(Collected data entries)
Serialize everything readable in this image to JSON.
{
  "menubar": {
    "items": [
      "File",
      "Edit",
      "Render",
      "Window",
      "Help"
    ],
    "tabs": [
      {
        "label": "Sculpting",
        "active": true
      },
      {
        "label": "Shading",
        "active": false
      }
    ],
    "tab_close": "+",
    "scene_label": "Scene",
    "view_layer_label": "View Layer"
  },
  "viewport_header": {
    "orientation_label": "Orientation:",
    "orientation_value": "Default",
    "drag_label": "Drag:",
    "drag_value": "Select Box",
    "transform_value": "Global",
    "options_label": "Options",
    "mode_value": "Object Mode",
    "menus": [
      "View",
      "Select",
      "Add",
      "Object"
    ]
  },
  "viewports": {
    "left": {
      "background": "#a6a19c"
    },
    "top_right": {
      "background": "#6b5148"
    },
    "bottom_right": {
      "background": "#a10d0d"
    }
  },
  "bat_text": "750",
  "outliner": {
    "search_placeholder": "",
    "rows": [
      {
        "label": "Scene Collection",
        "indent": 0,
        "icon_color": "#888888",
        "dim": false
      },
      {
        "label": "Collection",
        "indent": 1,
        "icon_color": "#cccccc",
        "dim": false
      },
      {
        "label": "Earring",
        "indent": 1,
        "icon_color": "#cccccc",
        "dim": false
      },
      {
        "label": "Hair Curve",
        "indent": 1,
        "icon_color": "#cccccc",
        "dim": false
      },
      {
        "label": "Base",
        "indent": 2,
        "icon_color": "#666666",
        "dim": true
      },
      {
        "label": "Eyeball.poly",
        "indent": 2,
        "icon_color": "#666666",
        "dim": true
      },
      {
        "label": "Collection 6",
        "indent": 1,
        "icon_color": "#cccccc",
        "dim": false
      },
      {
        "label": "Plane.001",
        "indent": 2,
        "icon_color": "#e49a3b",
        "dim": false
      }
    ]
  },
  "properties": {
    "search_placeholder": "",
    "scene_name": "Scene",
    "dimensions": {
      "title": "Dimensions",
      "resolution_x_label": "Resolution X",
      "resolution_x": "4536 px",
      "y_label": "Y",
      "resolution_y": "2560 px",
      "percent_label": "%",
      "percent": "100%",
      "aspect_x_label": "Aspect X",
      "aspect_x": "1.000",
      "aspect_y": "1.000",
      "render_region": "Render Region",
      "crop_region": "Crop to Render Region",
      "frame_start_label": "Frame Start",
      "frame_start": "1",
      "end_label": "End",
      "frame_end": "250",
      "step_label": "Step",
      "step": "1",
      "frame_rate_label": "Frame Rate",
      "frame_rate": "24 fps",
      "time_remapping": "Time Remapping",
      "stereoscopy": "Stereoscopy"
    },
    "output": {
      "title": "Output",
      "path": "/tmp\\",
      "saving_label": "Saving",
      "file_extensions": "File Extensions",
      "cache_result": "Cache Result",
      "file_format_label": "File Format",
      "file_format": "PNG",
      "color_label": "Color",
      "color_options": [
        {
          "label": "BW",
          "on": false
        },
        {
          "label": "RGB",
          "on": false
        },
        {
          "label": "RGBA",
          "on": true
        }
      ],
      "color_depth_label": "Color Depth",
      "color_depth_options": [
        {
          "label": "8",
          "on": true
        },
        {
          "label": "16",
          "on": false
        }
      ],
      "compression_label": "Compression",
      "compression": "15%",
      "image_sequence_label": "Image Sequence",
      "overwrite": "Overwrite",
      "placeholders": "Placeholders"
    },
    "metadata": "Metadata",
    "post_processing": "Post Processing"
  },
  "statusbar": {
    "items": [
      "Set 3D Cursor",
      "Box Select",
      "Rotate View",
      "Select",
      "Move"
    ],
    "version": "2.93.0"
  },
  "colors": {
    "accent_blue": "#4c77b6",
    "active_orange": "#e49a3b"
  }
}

**Your task:** Return each line of the data exactly as written above.

**Final result:**
Serialize everything readable in this image to JSON.
{
  "menubar": {
    "items": [
      "File",
      "Edit",
      "Render",
      "Window",
      "Help"
    ],
    "tabs": [
      {
        "label": "Sculpting",
        "active": true
      },
      {
        "label": "Shading",
        "active": false
      }
    ],
    "tab_close": "+",
    "scene_label": "Scene",
    "view_layer_label": "View Layer"
  },
  "viewport_header": {
    "orientation_label": "Orientation:",
    "orientation_value": "Default",
    "drag_label": "Drag:",
    "drag_value": "Select Box",
    "transform_value": "Global",
    "options_label": "Options",
    "mode_value": "Object Mode",
    "menus": [
      "View",
      "Select",
      "Add",
      "Object"
    ]
  },
  "viewports": {
    "left": {
      "background": "#a6a19c"
    },
    "top_right": {
      "background": "#6b5148"
    },
    "bottom_right": {
      "background": "#a10d0d"
    }
  },
  "bat_text": "750",
  "outliner": {
    "search_placeholder": "",
    "rows": [
      {
        "label": "Scene Collection",
        "indent": 0,
        "icon_color": "#888888",
        "dim": false
      },
      {
        "label": "Collection",
        "indent": 1,
        "icon_color": "#cccccc",
        "dim": false
      },
      {
        "label": "Earring",
        "indent": 1,
        "icon_color": "#cccccc",
        "dim": false
      },
      {
        "label": "Hair Curve",
        "indent": 1,
        "icon_color": "#cccccc",
        "dim": false
      },
      {
        "label": "Base",
        "indent": 2,
        "icon_color": "#666666",
        "dim": true
      },
      {
        "label": "Eyeball.poly",
        "indent": 2,
        "icon_color": "#666666",
        "dim": true
      },
      {
        "label": "Collection 6",
        "indent": 1,
        "icon_color": "#cccccc",
        "dim": false
      },
      {
        "label": "Plane.001",
        "indent": 2,
        "icon_color": "#e49a3b",
        "dim": false
      }
    ]
  },
  "properties": {
    "search_placeholder": "",
    "scene_name": "Scene",
    "dimensions": {
      "title": "Dimensions",
      "resolution_x_label": "Resolution X",
      "resolution_x": "4536 px",
      "y_label": "Y",
      "resolution_y": "2560 px",
      "percent_label": "%",
      "percent": "100%",
      "aspect_x_label": "Aspect X",
      "aspect_x": "1.000",
      "aspect_y": "1.000",
      "render_region": "Render Region",
      "crop_region": "Crop to Render Region",
      "frame_start_label": "Frame Start",
      "frame_start": "1",
      "end_label": "End",
      "frame_end": "250",
      "step_label": "Step",
      "step": "1",
      "frame_rate_label": "Frame Rate",
      "frame_rate": "24 fps",
      "time_remapping": "Time Remapping",
      "stereoscopy": "Stereoscopy"
    },
    "output": {
      "title": "Output",
      "path": "/tmp\\",
      "saving_label": "Saving",
      "file_extensions": "File Extensions",
      "cache_result": "Cache Result",
      "file_format_label": "File Format",
      "file_format": "PNG",
      "color_label": "Color",
      "color_options": [
        {
          "label": "BW",
          "on": false
        },
        {
          "label": "RGB",
          "on": false
        },
        {
          "label": "RGBA",
          "on": true
        }
      ],
      "color_depth_label": "Color Depth",
      "color_depth_options": [
        {
          "label": "8",
          "on": true
        },
        {
          "label": "16",
          "on": false
        }
      ],
      "compression_label": "Compression",
      "compression": "15%",
      "image_sequence_label": "Image Sequence",
      "overwrite": "Overwrite",
      "placeholders": "Placeholders"
    },
    "metadata": "Metadata",
    "post_processing": "Post Processing"
  },
  "statusbar": {
    "items": [
      "Set 3D Cursor",
      "Box Select",
      "Rotate View",
      "Select",
      "Move"
    ],
    "version": "2.93.0"
  },
  "colors": {
    "accent_blue": "#4c77b6",
    "active_orange": "#e49a3b"
  }
}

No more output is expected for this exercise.